◆ WRITTEN EXERCISE ◆
All lines in the data bearing the string "than" should be identified and copied.

◆ RECORD EXTRACTS ◆
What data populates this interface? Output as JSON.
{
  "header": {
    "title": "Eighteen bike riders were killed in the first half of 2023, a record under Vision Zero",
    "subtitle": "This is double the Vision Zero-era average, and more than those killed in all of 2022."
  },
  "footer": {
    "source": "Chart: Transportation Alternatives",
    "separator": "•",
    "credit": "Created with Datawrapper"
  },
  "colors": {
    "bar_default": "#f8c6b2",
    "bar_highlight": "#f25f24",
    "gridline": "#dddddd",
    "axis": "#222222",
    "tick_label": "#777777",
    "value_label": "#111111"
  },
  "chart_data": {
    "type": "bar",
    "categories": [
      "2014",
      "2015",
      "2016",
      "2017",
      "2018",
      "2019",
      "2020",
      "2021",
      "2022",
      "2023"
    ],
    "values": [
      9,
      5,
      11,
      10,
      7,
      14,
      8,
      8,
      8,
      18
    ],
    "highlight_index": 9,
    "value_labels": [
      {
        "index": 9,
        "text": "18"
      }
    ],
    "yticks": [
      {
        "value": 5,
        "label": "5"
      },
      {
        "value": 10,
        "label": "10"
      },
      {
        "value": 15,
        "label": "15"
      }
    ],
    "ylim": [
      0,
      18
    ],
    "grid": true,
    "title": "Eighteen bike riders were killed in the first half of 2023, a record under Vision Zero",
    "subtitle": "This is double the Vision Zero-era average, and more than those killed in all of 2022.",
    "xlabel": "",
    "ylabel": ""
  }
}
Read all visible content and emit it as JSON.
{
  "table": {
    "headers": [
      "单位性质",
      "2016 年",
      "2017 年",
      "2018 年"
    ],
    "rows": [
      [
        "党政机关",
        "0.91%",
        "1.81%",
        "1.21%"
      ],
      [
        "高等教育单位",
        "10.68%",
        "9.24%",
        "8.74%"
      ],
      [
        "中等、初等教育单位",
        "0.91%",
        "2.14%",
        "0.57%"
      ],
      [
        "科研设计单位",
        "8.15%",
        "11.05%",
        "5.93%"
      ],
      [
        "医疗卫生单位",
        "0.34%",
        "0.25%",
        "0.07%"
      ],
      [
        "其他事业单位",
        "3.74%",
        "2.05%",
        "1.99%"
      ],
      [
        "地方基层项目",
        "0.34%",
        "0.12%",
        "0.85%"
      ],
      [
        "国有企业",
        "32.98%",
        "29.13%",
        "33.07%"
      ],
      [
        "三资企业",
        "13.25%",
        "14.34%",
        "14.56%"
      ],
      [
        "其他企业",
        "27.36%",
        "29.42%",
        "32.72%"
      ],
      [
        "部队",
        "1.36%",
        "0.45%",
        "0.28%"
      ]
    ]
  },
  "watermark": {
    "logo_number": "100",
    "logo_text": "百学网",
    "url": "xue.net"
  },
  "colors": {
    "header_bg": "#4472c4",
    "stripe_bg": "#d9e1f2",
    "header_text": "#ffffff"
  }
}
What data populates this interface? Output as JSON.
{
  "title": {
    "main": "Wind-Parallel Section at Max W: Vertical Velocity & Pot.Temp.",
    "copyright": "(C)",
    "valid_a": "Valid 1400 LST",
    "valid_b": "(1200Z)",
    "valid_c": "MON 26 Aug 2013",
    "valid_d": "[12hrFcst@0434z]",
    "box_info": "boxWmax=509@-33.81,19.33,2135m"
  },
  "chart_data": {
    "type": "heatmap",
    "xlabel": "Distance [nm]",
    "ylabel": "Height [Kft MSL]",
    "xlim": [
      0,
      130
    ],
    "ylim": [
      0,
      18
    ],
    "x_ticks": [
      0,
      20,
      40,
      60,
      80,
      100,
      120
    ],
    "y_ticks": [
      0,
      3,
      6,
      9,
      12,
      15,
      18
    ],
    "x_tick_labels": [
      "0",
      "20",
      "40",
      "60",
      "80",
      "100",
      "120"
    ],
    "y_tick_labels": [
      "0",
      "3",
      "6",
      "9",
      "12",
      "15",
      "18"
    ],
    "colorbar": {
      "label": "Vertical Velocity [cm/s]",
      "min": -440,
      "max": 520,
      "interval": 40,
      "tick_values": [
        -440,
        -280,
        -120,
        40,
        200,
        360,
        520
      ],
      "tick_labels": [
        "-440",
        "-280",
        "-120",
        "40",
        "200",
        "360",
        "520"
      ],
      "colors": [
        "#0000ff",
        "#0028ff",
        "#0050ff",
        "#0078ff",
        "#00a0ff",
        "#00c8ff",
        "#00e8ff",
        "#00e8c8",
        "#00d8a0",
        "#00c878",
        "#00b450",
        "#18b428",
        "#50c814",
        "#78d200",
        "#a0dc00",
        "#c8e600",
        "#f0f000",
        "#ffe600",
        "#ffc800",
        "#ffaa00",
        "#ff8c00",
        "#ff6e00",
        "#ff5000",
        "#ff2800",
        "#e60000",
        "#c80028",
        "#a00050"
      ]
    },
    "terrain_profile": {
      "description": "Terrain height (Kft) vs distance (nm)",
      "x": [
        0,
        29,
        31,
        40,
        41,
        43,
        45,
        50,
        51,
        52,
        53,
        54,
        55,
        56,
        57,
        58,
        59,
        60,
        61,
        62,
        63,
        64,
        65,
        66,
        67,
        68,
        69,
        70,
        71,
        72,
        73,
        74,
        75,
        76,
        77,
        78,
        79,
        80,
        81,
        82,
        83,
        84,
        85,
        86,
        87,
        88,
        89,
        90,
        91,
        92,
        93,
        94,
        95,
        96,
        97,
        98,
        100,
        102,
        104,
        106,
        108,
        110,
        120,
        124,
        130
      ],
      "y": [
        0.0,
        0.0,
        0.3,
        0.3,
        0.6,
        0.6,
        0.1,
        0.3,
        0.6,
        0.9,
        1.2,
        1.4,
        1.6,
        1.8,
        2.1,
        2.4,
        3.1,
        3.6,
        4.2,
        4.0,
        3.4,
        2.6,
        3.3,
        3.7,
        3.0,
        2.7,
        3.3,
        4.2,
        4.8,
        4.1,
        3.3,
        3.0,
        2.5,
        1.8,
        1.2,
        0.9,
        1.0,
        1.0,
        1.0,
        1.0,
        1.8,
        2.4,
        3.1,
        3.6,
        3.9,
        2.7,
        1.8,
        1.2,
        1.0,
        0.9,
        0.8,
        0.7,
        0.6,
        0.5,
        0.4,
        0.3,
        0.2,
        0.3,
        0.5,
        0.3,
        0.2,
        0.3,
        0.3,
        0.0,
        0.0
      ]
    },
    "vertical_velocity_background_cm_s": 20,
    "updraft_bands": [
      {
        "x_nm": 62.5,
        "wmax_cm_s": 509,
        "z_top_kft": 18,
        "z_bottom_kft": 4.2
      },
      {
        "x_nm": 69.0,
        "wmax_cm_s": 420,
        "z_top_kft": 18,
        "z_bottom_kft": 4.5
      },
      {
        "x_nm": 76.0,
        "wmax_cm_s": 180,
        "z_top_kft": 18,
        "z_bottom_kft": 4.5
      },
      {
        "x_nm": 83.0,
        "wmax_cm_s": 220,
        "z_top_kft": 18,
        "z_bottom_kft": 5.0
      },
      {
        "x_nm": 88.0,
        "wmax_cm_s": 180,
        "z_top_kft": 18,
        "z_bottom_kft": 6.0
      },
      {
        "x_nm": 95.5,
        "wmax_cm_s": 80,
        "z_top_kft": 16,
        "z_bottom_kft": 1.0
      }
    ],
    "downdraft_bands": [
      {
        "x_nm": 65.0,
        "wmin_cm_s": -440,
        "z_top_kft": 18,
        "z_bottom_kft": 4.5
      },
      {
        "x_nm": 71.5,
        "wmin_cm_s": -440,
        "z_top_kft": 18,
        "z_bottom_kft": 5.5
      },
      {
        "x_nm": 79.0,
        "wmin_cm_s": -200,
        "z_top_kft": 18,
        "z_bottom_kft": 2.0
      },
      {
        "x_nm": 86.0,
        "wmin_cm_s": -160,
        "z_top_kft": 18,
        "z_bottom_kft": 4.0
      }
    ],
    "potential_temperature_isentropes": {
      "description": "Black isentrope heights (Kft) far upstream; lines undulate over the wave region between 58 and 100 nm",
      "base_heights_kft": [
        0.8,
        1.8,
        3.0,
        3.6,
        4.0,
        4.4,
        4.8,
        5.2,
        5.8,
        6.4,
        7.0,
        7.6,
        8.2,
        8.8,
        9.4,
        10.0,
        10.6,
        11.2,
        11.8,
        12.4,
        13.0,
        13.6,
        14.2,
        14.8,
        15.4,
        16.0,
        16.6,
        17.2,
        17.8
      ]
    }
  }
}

◆ ANSWER IN FULL ◆
    "subtitle": "This is double the Vision Zero-era average, and more than those killed in all of 2022."
    "subtitle": "This is double the Vision Zero-era average, and more than those killed in all of 2022.",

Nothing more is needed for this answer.